> _Instructions to follow_
Assemble all lines in which the string "supply" appears.

[start of Recorded data]

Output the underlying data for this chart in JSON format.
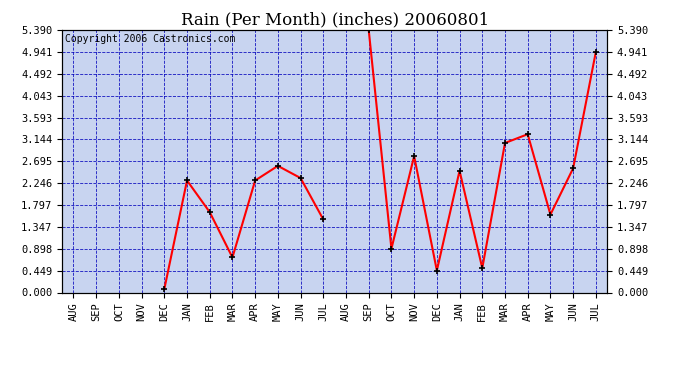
{
  "title": "Rain (Per Month) (inches) 20060801",
  "copyright_text": "Copyright 2006 Castronics.com",
  "categories": [
    "AUG",
    "SEP",
    "OCT",
    "NOV",
    "DEC",
    "JAN",
    "FEB",
    "MAR",
    "APR",
    "MAY",
    "JUN",
    "JUL",
    "AUG",
    "SEP",
    "OCT",
    "NOV",
    "DEC",
    "JAN",
    "FEB",
    "MAR",
    "APR",
    "MAY",
    "JUN",
    "JUL"
  ],
  "values": [
    null,
    null,
    null,
    null,
    0.07,
    2.3,
    1.65,
    0.72,
    2.3,
    2.6,
    2.35,
    1.5,
    null,
    5.39,
    0.9,
    2.8,
    0.45,
    2.5,
    0.5,
    3.07,
    3.25,
    1.6,
    2.55,
    4.94
  ],
  "yticks": [
    0.0,
    0.449,
    0.898,
    1.347,
    1.797,
    2.246,
    2.695,
    3.144,
    3.593,
    4.043,
    4.492,
    4.941,
    5.39
  ],
  "ymin": 0.0,
  "ymax": 5.39,
  "line_color": "#ff0000",
  "marker_color": "#000000",
  "bg_color": "#ffffff",
  "plot_bg_color": "#c8d4f0",
  "grid_color": "#0000bb",
  "title_fontsize": 12,
  "copyright_fontsize": 7,
  "tick_fontsize": 7.5
}
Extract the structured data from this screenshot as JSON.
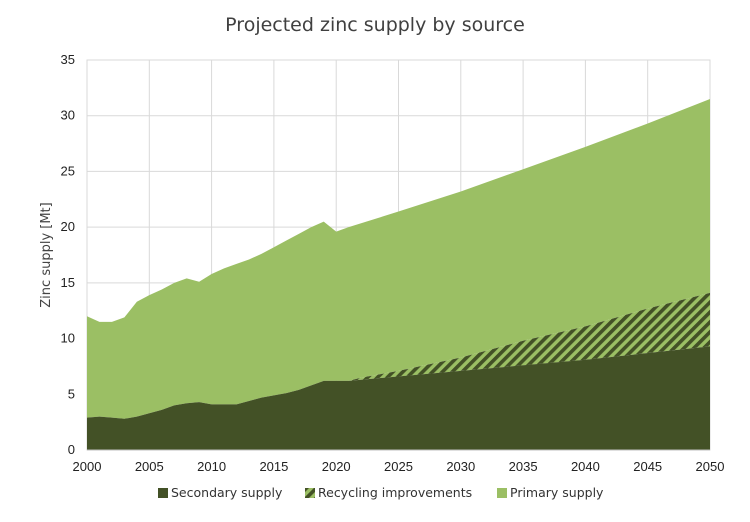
{
  "chart_data": {
    "type": "area",
    "title": "Projected zinc supply by source",
    "xlabel": "",
    "ylabel": "Zinc supply [Mt]",
    "xlim": [
      2000,
      2050
    ],
    "ylim": [
      0,
      35
    ],
    "x_ticks": [
      "2000",
      "2005",
      "2010",
      "2015",
      "2020",
      "2025",
      "2030",
      "2035",
      "2040",
      "2045",
      "2050"
    ],
    "y_ticks": [
      "0",
      "5",
      "10",
      "15",
      "20",
      "25",
      "30",
      "35"
    ],
    "grid": true,
    "stacked": true,
    "legend_position": "bottom",
    "series": [
      {
        "name": "Secondary supply",
        "color": "#435126",
        "pattern": "solid",
        "points": [
          [
            2000,
            2.9
          ],
          [
            2001,
            3.0
          ],
          [
            2002,
            2.9
          ],
          [
            2003,
            2.8
          ],
          [
            2004,
            3.0
          ],
          [
            2005,
            3.3
          ],
          [
            2006,
            3.6
          ],
          [
            2007,
            4.0
          ],
          [
            2008,
            4.2
          ],
          [
            2009,
            4.3
          ],
          [
            2010,
            4.1
          ],
          [
            2011,
            4.1
          ],
          [
            2012,
            4.1
          ],
          [
            2013,
            4.4
          ],
          [
            2014,
            4.7
          ],
          [
            2015,
            4.9
          ],
          [
            2016,
            5.1
          ],
          [
            2017,
            5.4
          ],
          [
            2018,
            5.8
          ],
          [
            2019,
            6.2
          ],
          [
            2020,
            6.2
          ],
          [
            2021,
            6.2
          ],
          [
            2022,
            6.3
          ],
          [
            2030,
            7.1
          ],
          [
            2040,
            8.1
          ],
          [
            2050,
            9.3
          ]
        ]
      },
      {
        "name": "Recycling improvements",
        "color": "#435126",
        "pattern": "hatched",
        "points": [
          [
            2021,
            0.0
          ],
          [
            2022,
            0.2
          ],
          [
            2025,
            0.5
          ],
          [
            2030,
            1.2
          ],
          [
            2035,
            2.2
          ],
          [
            2040,
            3.0
          ],
          [
            2045,
            4.0
          ],
          [
            2050,
            4.8
          ]
        ]
      },
      {
        "name": "Primary supply",
        "color": "#9bbf64",
        "pattern": "solid",
        "total_points": [
          [
            2000,
            12.0
          ],
          [
            2001,
            11.5
          ],
          [
            2002,
            11.5
          ],
          [
            2003,
            11.9
          ],
          [
            2004,
            13.3
          ],
          [
            2005,
            13.9
          ],
          [
            2006,
            14.4
          ],
          [
            2007,
            15.0
          ],
          [
            2008,
            15.4
          ],
          [
            2009,
            15.1
          ],
          [
            2010,
            15.8
          ],
          [
            2011,
            16.3
          ],
          [
            2012,
            16.7
          ],
          [
            2013,
            17.1
          ],
          [
            2014,
            17.6
          ],
          [
            2015,
            18.2
          ],
          [
            2016,
            18.8
          ],
          [
            2017,
            19.4
          ],
          [
            2018,
            20.0
          ],
          [
            2019,
            20.5
          ],
          [
            2020,
            19.6
          ],
          [
            2021,
            20.0
          ],
          [
            2025,
            21.4
          ],
          [
            2030,
            23.2
          ],
          [
            2035,
            25.2
          ],
          [
            2040,
            27.2
          ],
          [
            2045,
            29.3
          ],
          [
            2050,
            31.5
          ]
        ]
      }
    ]
  }
}
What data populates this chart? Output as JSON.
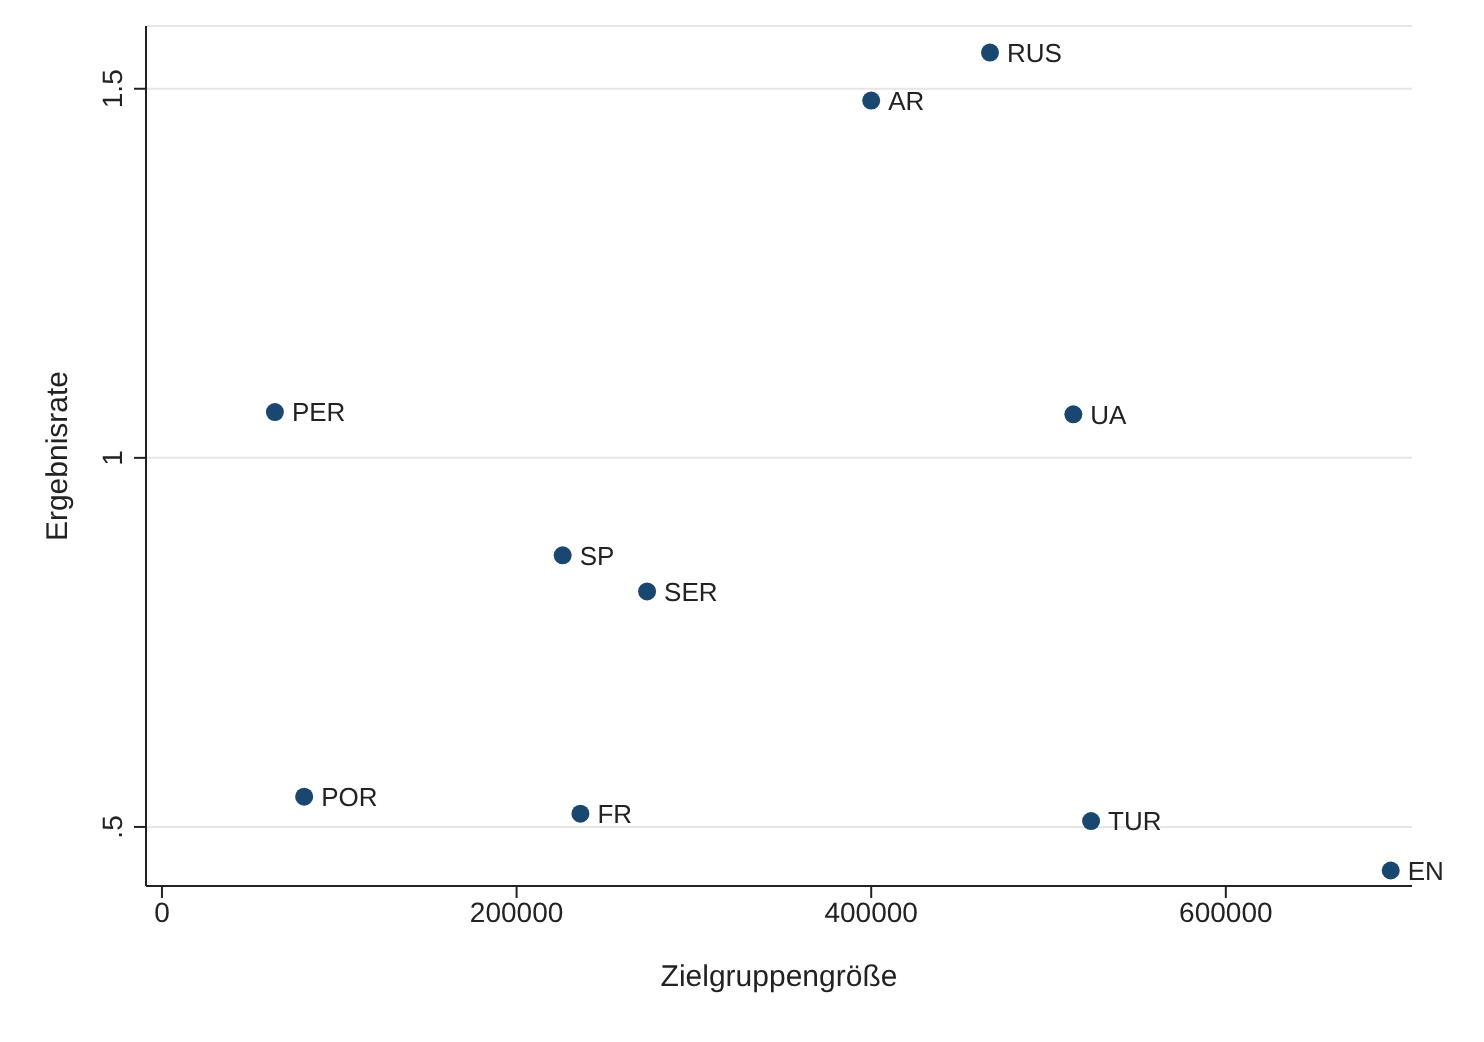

[end of Recorded data]

> _Full solution_
    "title": "Projected zinc supply by source",
    "ylabel": "Zinc supply [Mt]",
        "name": "Secondary supply",
        "name": "Primary supply",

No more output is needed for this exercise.